Brief - Tally the lines below that contain "Permeability". The number is the whole answer.

Excerpted records -
## begin

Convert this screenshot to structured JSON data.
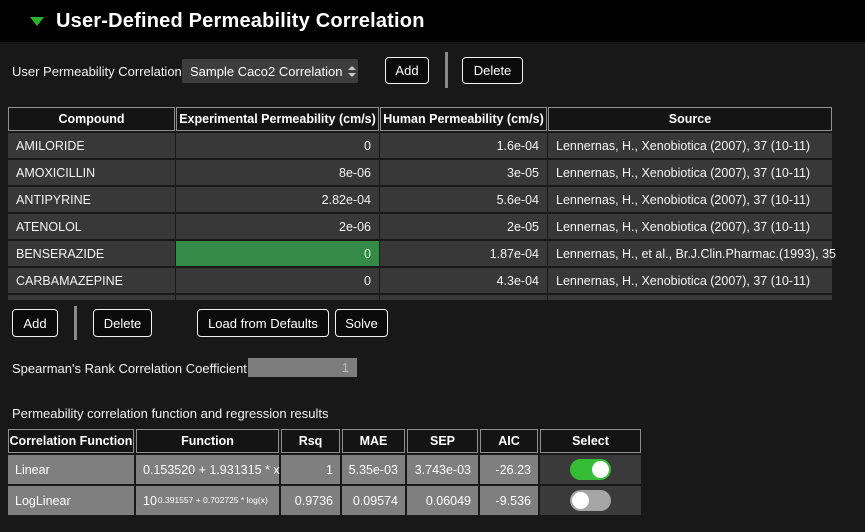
{
  "header": {
    "title": "User-Defined Permeability Correlation"
  },
  "controls": {
    "label": "User Permeability Correlation",
    "dropdown_value": "Sample Caco2 Correlation",
    "add_label": "Add",
    "delete_label": "Delete"
  },
  "compound_table": {
    "columns": [
      "Compound",
      "Experimental Permeability (cm/s)",
      "Human Permeability (cm/s)",
      "Source"
    ],
    "rows": [
      {
        "compound": "AMILORIDE",
        "experimental": "0",
        "human": "1.6e-04",
        "source": "Lennernas, H., Xenobiotica (2007), 37 (10-11)"
      },
      {
        "compound": "AMOXICILLIN",
        "experimental": "8e-06",
        "human": "3e-05",
        "source": "Lennernas, H., Xenobiotica (2007), 37 (10-11)"
      },
      {
        "compound": "ANTIPYRINE",
        "experimental": "2.82e-04",
        "human": "5.6e-04",
        "source": "Lennernas, H., Xenobiotica (2007), 37 (10-11)"
      },
      {
        "compound": "ATENOLOL",
        "experimental": "2e-06",
        "human": "2e-05",
        "source": "Lennernas, H., Xenobiotica (2007), 37 (10-11)"
      },
      {
        "compound": "BENSERAZIDE",
        "experimental": "0",
        "human": "1.87e-04",
        "source": "Lennernas, H., et al., Br.J.Clin.Pharmac.(1993), 35"
      },
      {
        "compound": "CARBAMAZEPINE",
        "experimental": "0",
        "human": "4.3e-04",
        "source": "Lennernas, H., Xenobiotica (2007), 37 (10-11)"
      }
    ],
    "selected_cell": {
      "row": "BENSERAZIDE",
      "column": "Experimental Permeability (cm/s)",
      "highlight_color": "#348a47"
    }
  },
  "table_actions": {
    "add_label": "Add",
    "delete_label": "Delete",
    "load_defaults_label": "Load from Defaults",
    "solve_label": "Solve"
  },
  "spearman": {
    "label": "Spearman's Rank Correlation Coefficient:",
    "value": "1"
  },
  "regression": {
    "section_label": "Permeability correlation function and regression results",
    "columns": [
      "Correlation Function",
      "Function",
      "Rsq",
      "MAE",
      "SEP",
      "AIC",
      "Select"
    ],
    "rows": [
      {
        "name": "Linear",
        "function": "0.153520 + 1.931315 * x",
        "rsq": "1",
        "mae": "5.35e-03",
        "sep": "3.743e-03",
        "aic": "-26.23",
        "select": "on"
      },
      {
        "name": "LogLinear",
        "function_base": "10",
        "function_exponent": "0.391557 + 0.702725 * log(x)",
        "rsq": "0.9736",
        "mae": "0.09574",
        "sep": "0.06049",
        "aic": "-9.536",
        "select": "off"
      }
    ]
  },
  "colors": {
    "titlebar_bg": "#000000",
    "page_bg": "#181818",
    "accent_green": "#2ab32a",
    "selected_cell_green": "#348a47",
    "toggle_on_green": "#35bd35",
    "toggle_off_gray": "#a5a5a5",
    "row_bg": "#383838",
    "regression_cell_bg": "#7f7f7f"
  }
}
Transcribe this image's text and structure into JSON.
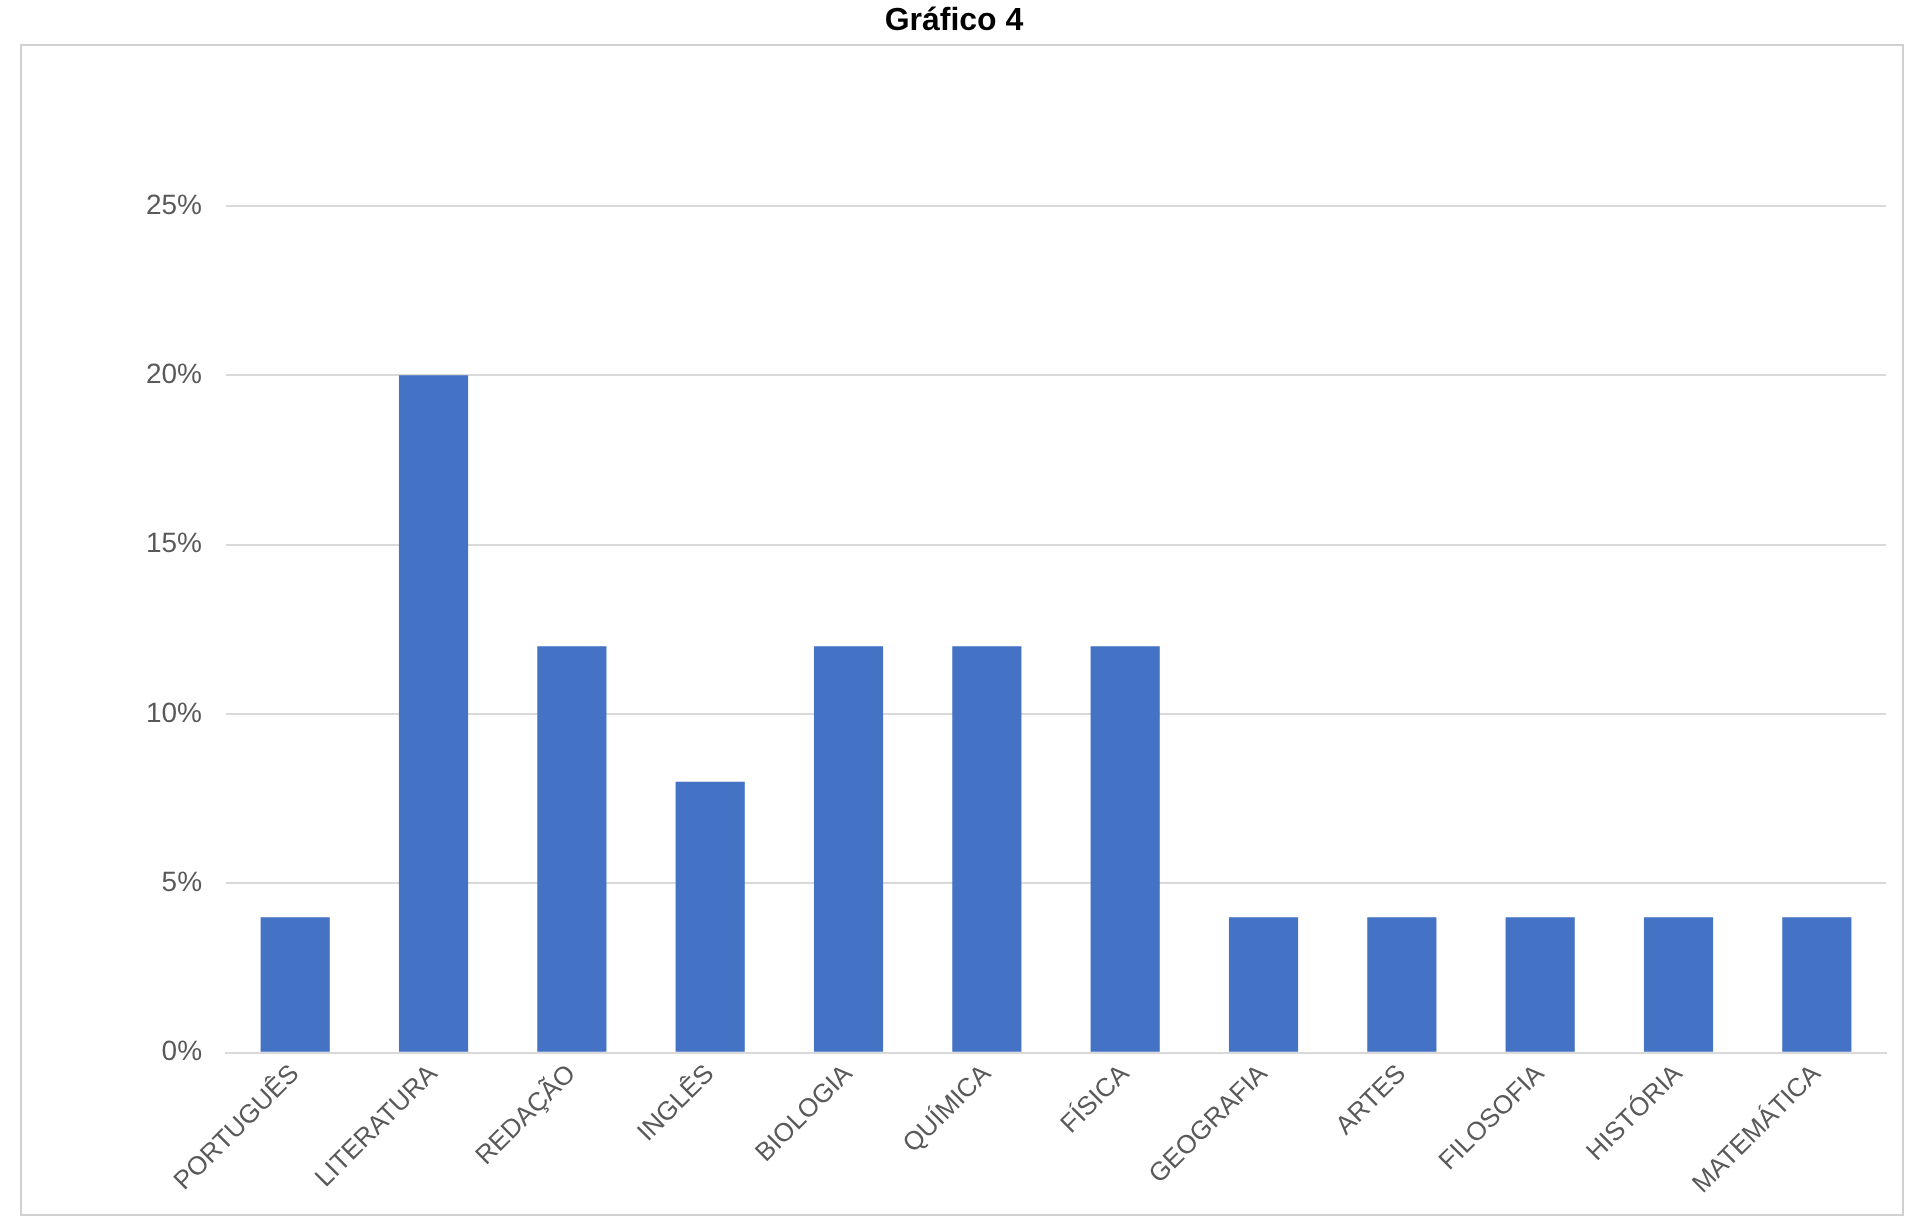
{
  "chart_data": {
    "type": "bar",
    "title": "Gráfico 4",
    "categories": [
      "PORTUGUÊS",
      "LITERATURA",
      "REDAÇÃO",
      "INGLÊS",
      "BIOLOGIA",
      "QUÍMICA",
      "FÍSICA",
      "GEOGRAFIA",
      "ARTES",
      "FILOSOFIA",
      "HISTÓRIA",
      "MATEMÁTICA"
    ],
    "values": [
      4,
      20,
      12,
      8,
      12,
      12,
      12,
      4,
      4,
      4,
      4,
      4
    ],
    "color": "#4472c4",
    "ylim": [
      0,
      25
    ],
    "yticks": [
      {
        "value": 0,
        "label": "0%"
      },
      {
        "value": 5,
        "label": "5%"
      },
      {
        "value": 10,
        "label": "10%"
      },
      {
        "value": 15,
        "label": "15%"
      },
      {
        "value": 20,
        "label": "20%"
      },
      {
        "value": 25,
        "label": "25%"
      }
    ],
    "grid": "y",
    "legend": false
  }
}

## end

Task answer - 6